**Direction**
Copy out every record below exactly as written, but leave out any pictures.

Records contained in a dataset
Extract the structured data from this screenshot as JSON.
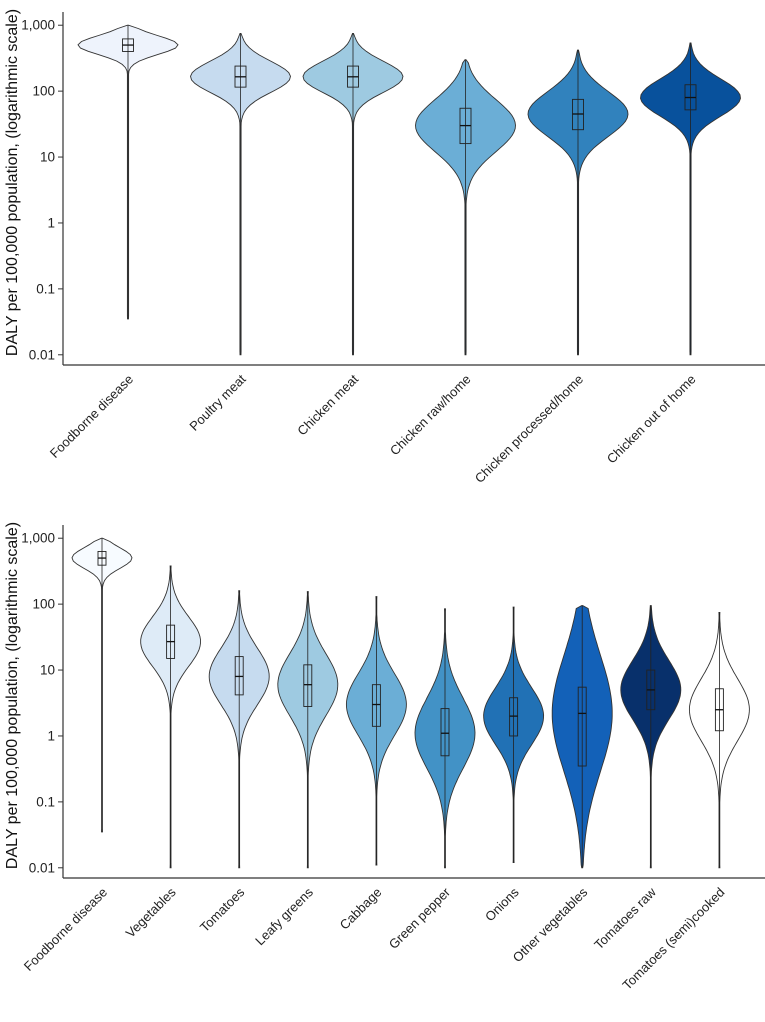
{
  "chart_data": [
    {
      "type": "violin",
      "ylabel": "DALY per 100,000 population, (logarithmic scale)",
      "yscale": "log",
      "ylim": [
        0.007,
        1200
      ],
      "yticks": [
        0.01,
        0.1,
        1,
        10,
        100,
        1000
      ],
      "ytick_labels": [
        "0.01",
        "0.1",
        "1",
        "10",
        "100",
        "1,000"
      ],
      "categories": [
        "Foodborne disease",
        "Poultry meat",
        "Chicken meat",
        "Chicken raw/home",
        "Chicken processed/home",
        "Chicken out of home"
      ],
      "series": [
        {
          "name": "Foodborne disease",
          "min": 0.035,
          "max": 1000,
          "median": 500,
          "q1": 400,
          "q3": 620,
          "color": "#eef3fc"
        },
        {
          "name": "Poultry meat",
          "min": 0.01,
          "max": 750,
          "median": 165,
          "q1": 115,
          "q3": 240,
          "color": "#c6dbef"
        },
        {
          "name": "Chicken meat",
          "min": 0.01,
          "max": 750,
          "median": 165,
          "q1": 115,
          "q3": 240,
          "color": "#9ecae1"
        },
        {
          "name": "Chicken raw/home",
          "min": 0.01,
          "max": 300,
          "median": 30,
          "q1": 16,
          "q3": 55,
          "color": "#6baed6"
        },
        {
          "name": "Chicken processed/home",
          "min": 0.01,
          "max": 420,
          "median": 45,
          "q1": 26,
          "q3": 75,
          "color": "#3182bd"
        },
        {
          "name": "Chicken out of home",
          "min": 0.01,
          "max": 540,
          "median": 80,
          "q1": 52,
          "q3": 125,
          "color": "#08519c"
        }
      ]
    },
    {
      "type": "violin",
      "ylabel": "DALY per 100,000 population, (logarithmic scale)",
      "yscale": "log",
      "ylim": [
        0.007,
        1200
      ],
      "yticks": [
        0.01,
        0.1,
        1,
        10,
        100,
        1000
      ],
      "ytick_labels": [
        "0.01",
        "0.1",
        "1",
        "10",
        "100",
        "1,000"
      ],
      "categories": [
        "Foodborne disease",
        "Vegetables",
        "Tomatoes",
        "Leafy greens",
        "Cabbage",
        "Green pepper",
        "Onions",
        "Other vegetables",
        "Tomatoes raw",
        "Tomatoes (semi)cooked"
      ],
      "series": [
        {
          "name": "Foodborne disease",
          "min": 0.035,
          "max": 1000,
          "median": 500,
          "q1": 390,
          "q3": 630,
          "color": "#f7fbff"
        },
        {
          "name": "Vegetables",
          "min": 0.01,
          "max": 380,
          "median": 27,
          "q1": 15,
          "q3": 48,
          "color": "#deebf7"
        },
        {
          "name": "Tomatoes",
          "min": 0.01,
          "max": 160,
          "median": 8,
          "q1": 4.2,
          "q3": 16,
          "color": "#c6dbef"
        },
        {
          "name": "Leafy greens",
          "min": 0.01,
          "max": 155,
          "median": 6,
          "q1": 2.8,
          "q3": 12,
          "color": "#9ecae1"
        },
        {
          "name": "Cabbage",
          "min": 0.011,
          "max": 130,
          "median": 3,
          "q1": 1.4,
          "q3": 6,
          "color": "#6baed6"
        },
        {
          "name": "Green pepper",
          "min": 0.01,
          "max": 85,
          "median": 1.1,
          "q1": 0.5,
          "q3": 2.6,
          "color": "#4292c6"
        },
        {
          "name": "Onions",
          "min": 0.012,
          "max": 90,
          "median": 2,
          "q1": 1,
          "q3": 3.8,
          "color": "#2171b5"
        },
        {
          "name": "Other vegetables",
          "min": 0.01,
          "max": 95,
          "median": 2.2,
          "q1": 0.35,
          "q3": 5.5,
          "color": "#1361b8"
        },
        {
          "name": "Tomatoes raw",
          "min": 0.01,
          "max": 95,
          "median": 5,
          "q1": 2.5,
          "q3": 10,
          "color": "#08306b"
        },
        {
          "name": "Tomatoes (semi)cooked",
          "min": 0.01,
          "max": 75,
          "median": 2.5,
          "q1": 1.2,
          "q3": 5.2,
          "color": "#ffffff"
        }
      ]
    }
  ]
}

**Final answer**
Extract the structured data from this screenshot as JSON.
{
  "chart_data": [
    {
      "type": "violin",
      "ylabel": "DALY per 100,000 population, (logarithmic scale)",
      "yscale": "log",
      "ylim": [
        0.007,
        1200
      ],
      "yticks": [
        0.01,
        0.1,
        1,
        10,
        100,
        1000
      ],
      "ytick_labels": [
        "0.01",
        "0.1",
        "1",
        "10",
        "100",
        "1,000"
      ],
      "categories": [
        "Foodborne disease",
        "Poultry meat",
        "Chicken meat",
        "Chicken raw/home",
        "Chicken processed/home",
        "Chicken out of home"
      ],
      "series": [
        {
          "name": "Foodborne disease",
          "min": 0.035,
          "max": 1000,
          "median": 500,
          "q1": 400,
          "q3": 620,
          "color": "#eef3fc"
        },
        {
          "name": "Poultry meat",
          "min": 0.01,
          "max": 750,
          "median": 165,
          "q1": 115,
          "q3": 240,
          "color": "#c6dbef"
        },
        {
          "name": "Chicken meat",
          "min": 0.01,
          "max": 750,
          "median": 165,
          "q1": 115,
          "q3": 240,
          "color": "#9ecae1"
        },
        {
          "name": "Chicken raw/home",
          "min": 0.01,
          "max": 300,
          "median": 30,
          "q1": 16,
          "q3": 55,
          "color": "#6baed6"
        },
        {
          "name": "Chicken processed/home",
          "min": 0.01,
          "max": 420,
          "median": 45,
          "q1": 26,
          "q3": 75,
          "color": "#3182bd"
        },
        {
          "name": "Chicken out of home",
          "min": 0.01,
          "max": 540,
          "median": 80,
          "q1": 52,
          "q3": 125,
          "color": "#08519c"
        }
      ]
    },
    {
      "type": "violin",
      "ylabel": "DALY per 100,000 population, (logarithmic scale)",
      "yscale": "log",
      "ylim": [
        0.007,
        1200
      ],
      "yticks": [
        0.01,
        0.1,
        1,
        10,
        100,
        1000
      ],
      "ytick_labels": [
        "0.01",
        "0.1",
        "1",
        "10",
        "100",
        "1,000"
      ],
      "categories": [
        "Foodborne disease",
        "Vegetables",
        "Tomatoes",
        "Leafy greens",
        "Cabbage",
        "Green pepper",
        "Onions",
        "Other vegetables",
        "Tomatoes raw",
        "Tomatoes (semi)cooked"
      ],
      "series": [
        {
          "name": "Foodborne disease",
          "min": 0.035,
          "max": 1000,
          "median": 500,
          "q1": 390,
          "q3": 630,
          "color": "#f7fbff"
        },
        {
          "name": "Vegetables",
          "min": 0.01,
          "max": 380,
          "median": 27,
          "q1": 15,
          "q3": 48,
          "color": "#deebf7"
        },
        {
          "name": "Tomatoes",
          "min": 0.01,
          "max": 160,
          "median": 8,
          "q1": 4.2,
          "q3": 16,
          "color": "#c6dbef"
        },
        {
          "name": "Leafy greens",
          "min": 0.01,
          "max": 155,
          "median": 6,
          "q1": 2.8,
          "q3": 12,
          "color": "#9ecae1"
        },
        {
          "name": "Cabbage",
          "min": 0.011,
          "max": 130,
          "median": 3,
          "q1": 1.4,
          "q3": 6,
          "color": "#6baed6"
        },
        {
          "name": "Green pepper",
          "min": 0.01,
          "max": 85,
          "median": 1.1,
          "q1": 0.5,
          "q3": 2.6,
          "color": "#4292c6"
        },
        {
          "name": "Onions",
          "min": 0.012,
          "max": 90,
          "median": 2,
          "q1": 1,
          "q3": 3.8,
          "color": "#2171b5"
        },
        {
          "name": "Other vegetables",
          "min": 0.01,
          "max": 95,
          "median": 2.2,
          "q1": 0.35,
          "q3": 5.5,
          "color": "#1361b8"
        },
        {
          "name": "Tomatoes raw",
          "min": 0.01,
          "max": 95,
          "median": 5,
          "q1": 2.5,
          "q3": 10,
          "color": "#08306b"
        },
        {
          "name": "Tomatoes (semi)cooked",
          "min": 0.01,
          "max": 75,
          "median": 2.5,
          "q1": 1.2,
          "q3": 5.2,
          "color": "#ffffff"
        }
      ]
    }
  ]
}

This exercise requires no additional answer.